◆ **SHORT TASK**: Please give the data below again in full, exactly as it stands.

Dataset items:
--------

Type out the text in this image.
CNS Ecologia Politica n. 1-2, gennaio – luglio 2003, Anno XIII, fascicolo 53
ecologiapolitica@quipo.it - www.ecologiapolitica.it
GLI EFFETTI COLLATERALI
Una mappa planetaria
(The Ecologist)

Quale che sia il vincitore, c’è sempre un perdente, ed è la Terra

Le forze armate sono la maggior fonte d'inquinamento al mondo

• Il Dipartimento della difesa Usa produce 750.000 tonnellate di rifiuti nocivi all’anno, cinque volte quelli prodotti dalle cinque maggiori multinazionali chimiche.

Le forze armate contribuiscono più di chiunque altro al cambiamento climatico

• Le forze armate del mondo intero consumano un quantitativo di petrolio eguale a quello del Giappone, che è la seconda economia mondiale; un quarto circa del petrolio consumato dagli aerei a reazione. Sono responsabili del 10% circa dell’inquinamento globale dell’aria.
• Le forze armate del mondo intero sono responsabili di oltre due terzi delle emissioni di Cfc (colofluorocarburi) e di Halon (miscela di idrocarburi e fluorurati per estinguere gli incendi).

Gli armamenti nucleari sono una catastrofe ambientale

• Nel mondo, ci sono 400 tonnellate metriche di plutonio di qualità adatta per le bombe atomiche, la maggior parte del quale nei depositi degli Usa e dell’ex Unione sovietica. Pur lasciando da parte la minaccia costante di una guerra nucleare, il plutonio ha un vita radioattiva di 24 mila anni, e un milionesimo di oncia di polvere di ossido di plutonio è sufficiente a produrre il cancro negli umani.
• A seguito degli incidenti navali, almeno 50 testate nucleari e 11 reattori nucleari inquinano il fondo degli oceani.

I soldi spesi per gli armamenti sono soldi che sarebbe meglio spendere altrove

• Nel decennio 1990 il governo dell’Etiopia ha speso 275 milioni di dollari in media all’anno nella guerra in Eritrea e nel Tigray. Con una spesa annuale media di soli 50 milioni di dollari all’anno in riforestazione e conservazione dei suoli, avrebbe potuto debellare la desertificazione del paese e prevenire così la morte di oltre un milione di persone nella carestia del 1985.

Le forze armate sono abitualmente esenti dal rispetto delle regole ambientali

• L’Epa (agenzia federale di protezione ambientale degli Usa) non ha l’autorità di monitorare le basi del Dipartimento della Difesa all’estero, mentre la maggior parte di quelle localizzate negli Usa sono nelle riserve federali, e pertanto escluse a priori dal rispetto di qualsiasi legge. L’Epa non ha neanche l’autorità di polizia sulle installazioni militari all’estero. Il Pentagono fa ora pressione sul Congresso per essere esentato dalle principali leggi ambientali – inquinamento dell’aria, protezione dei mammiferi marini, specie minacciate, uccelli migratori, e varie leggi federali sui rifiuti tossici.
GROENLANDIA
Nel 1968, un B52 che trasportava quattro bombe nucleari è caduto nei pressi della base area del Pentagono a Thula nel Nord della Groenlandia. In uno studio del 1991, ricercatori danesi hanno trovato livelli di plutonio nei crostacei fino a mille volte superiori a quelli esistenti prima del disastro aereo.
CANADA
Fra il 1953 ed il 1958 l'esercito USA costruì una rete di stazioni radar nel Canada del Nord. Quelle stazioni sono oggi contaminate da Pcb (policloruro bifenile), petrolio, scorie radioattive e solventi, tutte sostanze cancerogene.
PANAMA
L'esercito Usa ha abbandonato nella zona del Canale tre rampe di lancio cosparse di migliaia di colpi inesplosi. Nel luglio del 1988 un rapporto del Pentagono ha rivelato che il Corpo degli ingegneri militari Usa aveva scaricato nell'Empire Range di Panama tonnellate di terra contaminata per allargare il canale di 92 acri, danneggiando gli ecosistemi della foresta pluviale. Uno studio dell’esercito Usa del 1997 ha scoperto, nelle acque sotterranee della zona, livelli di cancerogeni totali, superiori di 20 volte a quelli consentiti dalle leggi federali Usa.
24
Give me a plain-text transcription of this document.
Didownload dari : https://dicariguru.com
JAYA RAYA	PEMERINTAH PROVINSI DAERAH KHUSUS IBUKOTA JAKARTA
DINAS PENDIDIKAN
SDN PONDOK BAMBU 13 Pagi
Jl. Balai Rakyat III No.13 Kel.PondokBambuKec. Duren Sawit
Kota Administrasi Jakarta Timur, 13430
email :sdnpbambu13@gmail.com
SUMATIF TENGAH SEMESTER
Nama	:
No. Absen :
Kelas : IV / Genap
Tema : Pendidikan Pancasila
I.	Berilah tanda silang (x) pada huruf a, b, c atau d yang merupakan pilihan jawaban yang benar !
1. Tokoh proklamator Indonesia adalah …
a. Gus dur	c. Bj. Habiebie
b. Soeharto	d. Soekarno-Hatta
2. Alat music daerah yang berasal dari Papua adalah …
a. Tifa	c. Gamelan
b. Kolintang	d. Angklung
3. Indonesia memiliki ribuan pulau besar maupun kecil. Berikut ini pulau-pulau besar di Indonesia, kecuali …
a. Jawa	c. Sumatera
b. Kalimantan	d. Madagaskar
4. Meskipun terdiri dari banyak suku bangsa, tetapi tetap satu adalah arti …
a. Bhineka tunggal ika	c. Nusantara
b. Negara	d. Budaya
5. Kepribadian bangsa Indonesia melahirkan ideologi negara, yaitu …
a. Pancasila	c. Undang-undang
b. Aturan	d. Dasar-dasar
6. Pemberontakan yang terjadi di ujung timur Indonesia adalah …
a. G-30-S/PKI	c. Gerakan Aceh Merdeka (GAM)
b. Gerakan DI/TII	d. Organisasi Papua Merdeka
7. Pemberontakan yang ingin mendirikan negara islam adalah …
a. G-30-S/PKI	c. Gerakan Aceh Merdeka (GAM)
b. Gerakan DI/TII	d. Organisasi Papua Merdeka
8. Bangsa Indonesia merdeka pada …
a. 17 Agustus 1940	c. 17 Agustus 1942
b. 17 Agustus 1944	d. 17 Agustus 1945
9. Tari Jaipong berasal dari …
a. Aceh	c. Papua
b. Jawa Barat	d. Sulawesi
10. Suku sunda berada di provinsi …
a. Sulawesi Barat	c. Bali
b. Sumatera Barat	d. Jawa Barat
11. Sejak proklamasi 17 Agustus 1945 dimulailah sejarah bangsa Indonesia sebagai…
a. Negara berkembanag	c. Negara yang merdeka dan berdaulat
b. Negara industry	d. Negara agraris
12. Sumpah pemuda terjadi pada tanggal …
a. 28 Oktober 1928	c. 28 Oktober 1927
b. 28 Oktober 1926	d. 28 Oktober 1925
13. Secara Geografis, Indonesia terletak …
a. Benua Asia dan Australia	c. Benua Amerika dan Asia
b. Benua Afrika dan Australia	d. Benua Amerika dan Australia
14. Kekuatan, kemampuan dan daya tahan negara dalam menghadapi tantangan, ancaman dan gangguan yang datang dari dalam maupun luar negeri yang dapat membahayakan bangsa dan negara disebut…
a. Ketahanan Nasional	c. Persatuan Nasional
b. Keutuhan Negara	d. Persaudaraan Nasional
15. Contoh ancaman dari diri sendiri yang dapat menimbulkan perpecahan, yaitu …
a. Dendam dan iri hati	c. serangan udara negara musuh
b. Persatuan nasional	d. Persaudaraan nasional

--------

◆ **RESPONSE TO THIS TASK**:
Type out the text in this image.
CNS Ecologia Politica n. 1-2, gennaio – luglio 2003, Anno XIII, fascicolo 53
ecologiapolitica@quipo.it - www.ecologiapolitica.it
GLI EFFETTI COLLATERALI
Una mappa planetaria
(The Ecologist)

Quale che sia il vincitore, c’è sempre un perdente, ed è la Terra

Le forze armate sono la maggior fonte d'inquinamento al mondo

• Il Dipartimento della difesa Usa produce 750.000 tonnellate di rifiuti nocivi all’anno, cinque volte quelli prodotti dalle cinque maggiori multinazionali chimiche.

Le forze armate contribuiscono più di chiunque altro al cambiamento climatico

• Le forze armate del mondo intero consumano un quantitativo di petrolio eguale a quello del Giappone, che è la seconda economia mondiale; un quarto circa del petrolio consumato dagli aerei a reazione. Sono responsabili del 10% circa dell’inquinamento globale dell’aria.
• Le forze armate del mondo intero sono responsabili di oltre due terzi delle emissioni di Cfc (colofluorocarburi) e di Halon (miscela di idrocarburi e fluorurati per estinguere gli incendi).

Gli armamenti nucleari sono una catastrofe ambientale

• Nel mondo, ci sono 400 tonnellate metriche di plutonio di qualità adatta per le bombe atomiche, la maggior parte del quale nei depositi degli Usa e dell’ex Unione sovietica. Pur lasciando da parte la minaccia costante di una guerra nucleare, il plutonio ha un vita radioattiva di 24 mila anni, e un milionesimo di oncia di polvere di ossido di plutonio è sufficiente a produrre il cancro negli umani.
• A seguito degli incidenti navali, almeno 50 testate nucleari e 11 reattori nucleari inquinano il fondo degli oceani.

I soldi spesi per gli armamenti sono soldi che sarebbe meglio spendere altrove

• Nel decennio 1990 il governo dell’Etiopia ha speso 275 milioni di dollari in media all’anno nella guerra in Eritrea e nel Tigray. Con una spesa annuale media di soli 50 milioni di dollari all’anno in riforestazione e conservazione dei suoli, avrebbe potuto debellare la desertificazione del paese e prevenire così la morte di oltre un milione di persone nella carestia del 1985.

Le forze armate sono abitualmente esenti dal rispetto delle regole ambientali

• L’Epa (agenzia federale di protezione ambientale degli Usa) non ha l’autorità di monitorare le basi del Dipartimento della Difesa all’estero, mentre la maggior parte di quelle localizzate negli Usa sono nelle riserve federali, e pertanto escluse a priori dal rispetto di qualsiasi legge. L’Epa non ha neanche l’autorità di polizia sulle installazioni militari all’estero. Il Pentagono fa ora pressione sul Congresso per essere esentato dalle principali leggi ambientali – inquinamento dell’aria, protezione dei mammiferi marini, specie minacciate, uccelli migratori, e varie leggi federali sui rifiuti tossici.
GROENLANDIA
Nel 1968, un B52 che trasportava quattro bombe nucleari è caduto nei pressi della base area del Pentagono a Thula nel Nord della Groenlandia. In uno studio del 1991, ricercatori danesi hanno trovato livelli di plutonio nei crostacei fino a mille volte superiori a quelli esistenti prima del disastro aereo.
CANADA
Fra il 1953 ed il 1958 l'esercito USA costruì una rete di stazioni radar nel Canada del Nord. Quelle stazioni sono oggi contaminate da Pcb (policloruro bifenile), petrolio, scorie radioattive e solventi, tutte sostanze cancerogene.
PANAMA
L'esercito Usa ha abbandonato nella zona del Canale tre rampe di lancio cosparse di migliaia di colpi inesplosi. Nel luglio del 1988 un rapporto del Pentagono ha rivelato che il Corpo degli ingegneri militari Usa aveva scaricato nell'Empire Range di Panama tonnellate di terra contaminata per allargare il canale di 92 acri, danneggiando gli ecosistemi della foresta pluviale. Uno studio dell’esercito Usa del 1997 ha scoperto, nelle acque sotterranee della zona, livelli di cancerogeni totali, superiori di 20 volte a quelli consentiti dalle leggi federali Usa.
24
Give me a plain-text transcription of this document.
Didownload dari : https://dicariguru.com
JAYA RAYA	PEMERINTAH PROVINSI DAERAH KHUSUS IBUKOTA JAKARTA
DINAS PENDIDIKAN
SDN PONDOK BAMBU 13 Pagi
Jl. Balai Rakyat III No.13 Kel.PondokBambuKec. Duren Sawit
Kota Administrasi Jakarta Timur, 13430
email :sdnpbambu13@gmail.com
SUMATIF TENGAH SEMESTER
Nama	:
No. Absen :
Kelas : IV / Genap
Tema : Pendidikan Pancasila
I.	Berilah tanda silang (x) pada huruf a, b, c atau d yang merupakan pilihan jawaban yang benar !
1. Tokoh proklamator Indonesia adalah …
a. Gus dur	c. Bj. Habiebie
b. Soeharto	d. Soekarno-Hatta
2. Alat music daerah yang berasal dari Papua adalah …
a. Tifa	c. Gamelan
b. Kolintang	d. Angklung
3. Indonesia memiliki ribuan pulau besar maupun kecil. Berikut ini pulau-pulau besar di Indonesia, kecuali …
a. Jawa	c. Sumatera
b. Kalimantan	d. Madagaskar
4. Meskipun terdiri dari banyak suku bangsa, tetapi tetap satu adalah arti …
a. Bhineka tunggal ika	c. Nusantara
b. Negara	d. Budaya
5. Kepribadian bangsa Indonesia melahirkan ideologi negara, yaitu …
a. Pancasila	c. Undang-undang
b. Aturan	d. Dasar-dasar
6. Pemberontakan yang terjadi di ujung timur Indonesia adalah …
a. G-30-S/PKI	c. Gerakan Aceh Merdeka (GAM)
b. Gerakan DI/TII	d. Organisasi Papua Merdeka
7. Pemberontakan yang ingin mendirikan negara islam adalah …
a. G-30-S/PKI	c. Gerakan Aceh Merdeka (GAM)
b. Gerakan DI/TII	d. Organisasi Papua Merdeka
8. Bangsa Indonesia merdeka pada …
a. 17 Agustus 1940	c. 17 Agustus 1942
b. 17 Agustus 1944	d. 17 Agustus 1945
9. Tari Jaipong berasal dari …
a. Aceh	c. Papua
b. Jawa Barat	d. Sulawesi
10. Suku sunda berada di provinsi …
a. Sulawesi Barat	c. Bali
b. Sumatera Barat	d. Jawa Barat
11. Sejak proklamasi 17 Agustus 1945 dimulailah sejarah bangsa Indonesia sebagai…
a. Negara berkembanag	c. Negara yang merdeka dan berdaulat
b. Negara industry	d. Negara agraris
12. Sumpah pemuda terjadi pada tanggal …
a. 28 Oktober 1928	c. 28 Oktober 1927
b. 28 Oktober 1926	d. 28 Oktober 1925
13. Secara Geografis, Indonesia terletak …
a. Benua Asia dan Australia	c. Benua Amerika dan Asia
b. Benua Afrika dan Australia	d. Benua Amerika dan Australia
14. Kekuatan, kemampuan dan daya tahan negara dalam menghadapi tantangan, ancaman dan gangguan yang datang dari dalam maupun luar negeri yang dapat membahayakan bangsa dan negara disebut…
a. Ketahanan Nasional	c. Persatuan Nasional
b. Keutuhan Negara	d. Persaudaraan Nasional
15. Contoh ancaman dari diri sendiri yang dapat menimbulkan perpecahan, yaitu …
a. Dendam dan iri hati	c. serangan udara negara musuh
b. Persatuan nasional	d. Persaudaraan nasional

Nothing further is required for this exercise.